┌─ Supplied records

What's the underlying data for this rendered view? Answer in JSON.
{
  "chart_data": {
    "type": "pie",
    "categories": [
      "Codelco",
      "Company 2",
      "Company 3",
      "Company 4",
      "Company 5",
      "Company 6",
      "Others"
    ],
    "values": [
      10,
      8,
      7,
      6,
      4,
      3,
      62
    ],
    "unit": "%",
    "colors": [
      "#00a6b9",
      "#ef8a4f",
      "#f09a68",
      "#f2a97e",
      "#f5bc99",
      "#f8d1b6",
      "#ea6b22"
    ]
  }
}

└─

Every entry above should be retyped exactly as shown.

Answer to this problem:
What's the underlying data for this rendered view? Answer in JSON.
{
  "chart_data": {
    "type": "pie",
    "categories": [
      "Codelco",
      "Company 2",
      "Company 3",
      "Company 4",
      "Company 5",
      "Company 6",
      "Others"
    ],
    "values": [
      10,
      8,
      7,
      6,
      4,
      3,
      62
    ],
    "unit": "%",
    "colors": [
      "#00a6b9",
      "#ef8a4f",
      "#f09a68",
      "#f2a97e",
      "#f5bc99",
      "#f8d1b6",
      "#ea6b22"
    ]
  }
}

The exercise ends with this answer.